Where a line below holds the string "Pangalan", copy that line.

### SOURCE DATA
╭──

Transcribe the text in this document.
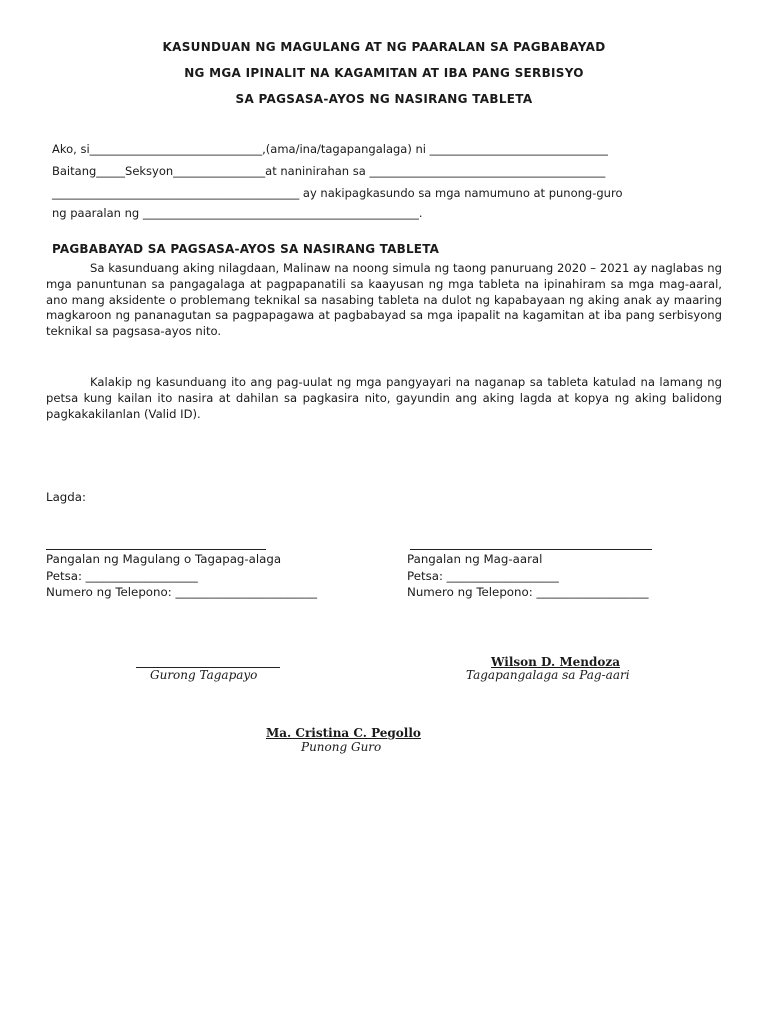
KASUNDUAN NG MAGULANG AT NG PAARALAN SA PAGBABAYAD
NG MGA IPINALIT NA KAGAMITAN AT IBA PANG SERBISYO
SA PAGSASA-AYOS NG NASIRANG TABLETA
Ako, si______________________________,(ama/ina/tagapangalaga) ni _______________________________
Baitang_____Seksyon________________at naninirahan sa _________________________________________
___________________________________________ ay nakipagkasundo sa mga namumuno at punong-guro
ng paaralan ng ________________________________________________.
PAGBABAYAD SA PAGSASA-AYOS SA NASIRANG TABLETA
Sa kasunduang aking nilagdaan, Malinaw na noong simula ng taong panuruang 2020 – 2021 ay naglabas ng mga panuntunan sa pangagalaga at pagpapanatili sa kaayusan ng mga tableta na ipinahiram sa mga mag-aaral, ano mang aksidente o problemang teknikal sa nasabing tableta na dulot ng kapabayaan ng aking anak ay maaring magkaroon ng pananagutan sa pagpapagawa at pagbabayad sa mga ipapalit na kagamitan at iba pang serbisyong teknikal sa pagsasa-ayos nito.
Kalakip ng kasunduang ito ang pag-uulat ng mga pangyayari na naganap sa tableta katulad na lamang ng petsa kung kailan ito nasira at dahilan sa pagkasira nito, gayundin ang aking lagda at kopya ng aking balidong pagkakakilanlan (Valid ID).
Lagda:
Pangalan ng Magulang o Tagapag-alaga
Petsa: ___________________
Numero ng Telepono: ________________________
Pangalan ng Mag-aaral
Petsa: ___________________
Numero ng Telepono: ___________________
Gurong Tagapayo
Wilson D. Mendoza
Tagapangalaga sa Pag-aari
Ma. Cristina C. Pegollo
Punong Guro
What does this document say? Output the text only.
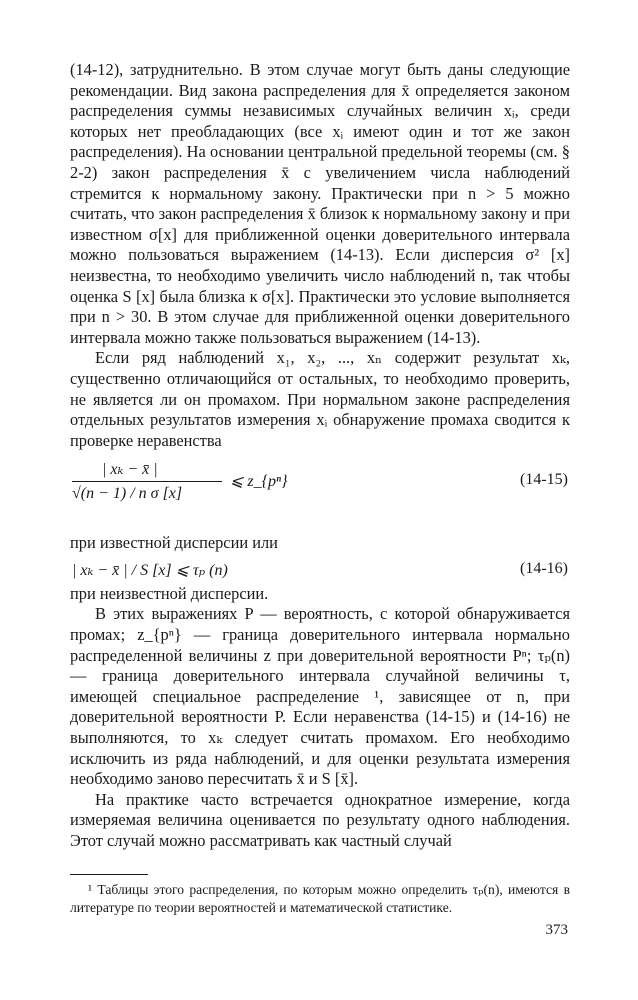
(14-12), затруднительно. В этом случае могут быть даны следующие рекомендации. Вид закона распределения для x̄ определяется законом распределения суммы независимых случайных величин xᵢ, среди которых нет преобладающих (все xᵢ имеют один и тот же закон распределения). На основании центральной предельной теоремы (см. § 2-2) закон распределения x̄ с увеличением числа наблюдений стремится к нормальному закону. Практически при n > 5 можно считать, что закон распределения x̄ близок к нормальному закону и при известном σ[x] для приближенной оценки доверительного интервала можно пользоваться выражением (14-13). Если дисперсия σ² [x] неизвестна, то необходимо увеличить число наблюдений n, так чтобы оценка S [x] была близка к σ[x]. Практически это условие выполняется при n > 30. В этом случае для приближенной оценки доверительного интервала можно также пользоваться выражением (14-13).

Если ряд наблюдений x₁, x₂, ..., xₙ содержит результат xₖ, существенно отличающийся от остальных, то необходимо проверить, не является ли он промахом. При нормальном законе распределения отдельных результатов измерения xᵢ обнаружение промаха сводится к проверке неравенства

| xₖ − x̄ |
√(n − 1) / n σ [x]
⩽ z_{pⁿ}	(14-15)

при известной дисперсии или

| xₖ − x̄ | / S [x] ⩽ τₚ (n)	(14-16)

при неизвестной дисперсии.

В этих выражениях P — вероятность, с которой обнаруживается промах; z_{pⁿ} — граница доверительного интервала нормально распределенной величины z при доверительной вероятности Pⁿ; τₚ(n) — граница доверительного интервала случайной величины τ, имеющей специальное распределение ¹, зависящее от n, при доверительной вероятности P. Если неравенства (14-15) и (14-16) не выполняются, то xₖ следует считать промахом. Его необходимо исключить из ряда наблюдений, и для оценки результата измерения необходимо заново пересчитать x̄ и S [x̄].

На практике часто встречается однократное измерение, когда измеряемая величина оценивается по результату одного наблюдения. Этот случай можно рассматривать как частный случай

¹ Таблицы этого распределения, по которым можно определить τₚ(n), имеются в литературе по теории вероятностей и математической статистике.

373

╰──

### OUTPUT BELOW
Pangalan ng Magulang o Tagapag-alaga
Pangalan ng Mag-aaral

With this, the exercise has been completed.